━━━━━ MATERIAL

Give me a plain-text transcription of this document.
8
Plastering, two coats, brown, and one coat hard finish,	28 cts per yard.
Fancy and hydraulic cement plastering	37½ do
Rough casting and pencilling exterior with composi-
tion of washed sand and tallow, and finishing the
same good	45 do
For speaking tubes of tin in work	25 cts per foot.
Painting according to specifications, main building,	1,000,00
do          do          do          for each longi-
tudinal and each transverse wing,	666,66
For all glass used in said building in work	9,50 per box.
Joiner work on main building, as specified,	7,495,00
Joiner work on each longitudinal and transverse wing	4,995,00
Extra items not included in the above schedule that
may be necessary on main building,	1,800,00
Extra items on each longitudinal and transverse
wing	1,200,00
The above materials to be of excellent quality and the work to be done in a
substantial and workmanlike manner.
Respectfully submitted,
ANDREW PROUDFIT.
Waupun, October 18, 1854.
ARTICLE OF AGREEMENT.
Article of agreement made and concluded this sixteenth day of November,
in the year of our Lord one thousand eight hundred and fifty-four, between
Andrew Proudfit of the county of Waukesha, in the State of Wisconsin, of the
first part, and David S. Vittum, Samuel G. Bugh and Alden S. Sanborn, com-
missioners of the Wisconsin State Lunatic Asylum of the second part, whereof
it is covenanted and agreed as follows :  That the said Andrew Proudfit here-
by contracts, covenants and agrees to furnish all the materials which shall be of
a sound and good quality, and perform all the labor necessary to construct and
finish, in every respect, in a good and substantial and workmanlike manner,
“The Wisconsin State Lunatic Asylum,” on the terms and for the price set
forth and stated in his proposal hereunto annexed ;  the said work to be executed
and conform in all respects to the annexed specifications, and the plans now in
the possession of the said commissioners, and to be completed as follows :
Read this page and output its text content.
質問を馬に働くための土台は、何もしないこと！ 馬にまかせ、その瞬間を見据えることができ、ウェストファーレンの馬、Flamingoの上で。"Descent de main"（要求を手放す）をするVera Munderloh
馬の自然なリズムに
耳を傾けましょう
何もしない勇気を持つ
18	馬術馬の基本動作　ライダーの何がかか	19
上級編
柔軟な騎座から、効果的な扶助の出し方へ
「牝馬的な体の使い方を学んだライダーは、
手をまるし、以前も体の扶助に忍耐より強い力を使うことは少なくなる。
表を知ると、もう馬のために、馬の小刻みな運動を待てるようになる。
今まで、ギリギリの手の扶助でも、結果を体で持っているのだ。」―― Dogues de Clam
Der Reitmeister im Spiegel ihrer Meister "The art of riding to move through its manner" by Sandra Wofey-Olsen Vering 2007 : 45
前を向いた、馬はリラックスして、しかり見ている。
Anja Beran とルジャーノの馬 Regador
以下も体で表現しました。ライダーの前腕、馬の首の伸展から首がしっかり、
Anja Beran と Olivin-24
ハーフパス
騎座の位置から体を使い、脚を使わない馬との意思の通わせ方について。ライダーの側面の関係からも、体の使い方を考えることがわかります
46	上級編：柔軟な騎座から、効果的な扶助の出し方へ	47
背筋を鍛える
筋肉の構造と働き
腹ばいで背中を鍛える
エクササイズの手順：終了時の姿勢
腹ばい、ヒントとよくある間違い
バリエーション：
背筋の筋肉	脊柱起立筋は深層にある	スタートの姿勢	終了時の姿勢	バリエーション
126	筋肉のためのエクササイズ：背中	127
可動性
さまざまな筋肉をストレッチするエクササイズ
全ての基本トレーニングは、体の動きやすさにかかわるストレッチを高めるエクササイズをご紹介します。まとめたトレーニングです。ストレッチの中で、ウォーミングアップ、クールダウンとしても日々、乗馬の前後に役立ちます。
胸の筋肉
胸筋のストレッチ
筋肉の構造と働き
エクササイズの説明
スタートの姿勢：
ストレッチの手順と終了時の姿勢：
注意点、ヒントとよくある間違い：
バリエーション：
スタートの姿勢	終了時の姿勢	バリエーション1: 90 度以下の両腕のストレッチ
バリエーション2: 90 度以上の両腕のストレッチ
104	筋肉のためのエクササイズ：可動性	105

━━━━━━━━━━

== EXERCISE DIRECTIONS ==
Make an exact copy of every line from the one with "Read this page and output its text content." to the end of the data, with the first and last of those lines included.

== RESPONSE ==
Read this page and output its text content.
質問を馬に働くための土台は、何もしないこと！ 馬にまかせ、その瞬間を見据えることができ、ウェストファーレンの馬、Flamingoの上で。"Descent de main"（要求を手放す）をするVera Munderloh
馬の自然なリズムに
耳を傾けましょう
何もしない勇気を持つ
18	馬術馬の基本動作　ライダーの何がかか	19
上級編
柔軟な騎座から、効果的な扶助の出し方へ
「牝馬的な体の使い方を学んだライダーは、
手をまるし、以前も体の扶助に忍耐より強い力を使うことは少なくなる。
表を知ると、もう馬のために、馬の小刻みな運動を待てるようになる。
今まで、ギリギリの手の扶助でも、結果を体で持っているのだ。」―― Dogues de Clam
Der Reitmeister im Spiegel ihrer Meister "The art of riding to move through its manner" by Sandra Wofey-Olsen Vering 2007 : 45
前を向いた、馬はリラックスして、しかり見ている。
Anja Beran とルジャーノの馬 Regador
以下も体で表現しました。ライダーの前腕、馬の首の伸展から首がしっかり、
Anja Beran と Olivin-24
ハーフパス
騎座の位置から体を使い、脚を使わない馬との意思の通わせ方について。ライダーの側面の関係からも、体の使い方を考えることがわかります
46	上級編：柔軟な騎座から、効果的な扶助の出し方へ	47
背筋を鍛える
筋肉の構造と働き
腹ばいで背中を鍛える
エクササイズの手順：終了時の姿勢
腹ばい、ヒントとよくある間違い
バリエーション：
背筋の筋肉	脊柱起立筋は深層にある	スタートの姿勢	終了時の姿勢	バリエーション
126	筋肉のためのエクササイズ：背中	127
可動性
さまざまな筋肉をストレッチするエクササイズ
全ての基本トレーニングは、体の動きやすさにかかわるストレッチを高めるエクササイズをご紹介します。まとめたトレーニングです。ストレッチの中で、ウォーミングアップ、クールダウンとしても日々、乗馬の前後に役立ちます。
胸の筋肉
胸筋のストレッチ
筋肉の構造と働き
エクササイズの説明
スタートの姿勢：
ストレッチの手順と終了時の姿勢：
注意点、ヒントとよくある間違い：
バリエーション：
スタートの姿勢	終了時の姿勢	バリエーション1: 90 度以下の両腕のストレッチ
バリエーション2: 90 度以上の両腕のストレッチ
104	筋肉のためのエクササイズ：可動性	105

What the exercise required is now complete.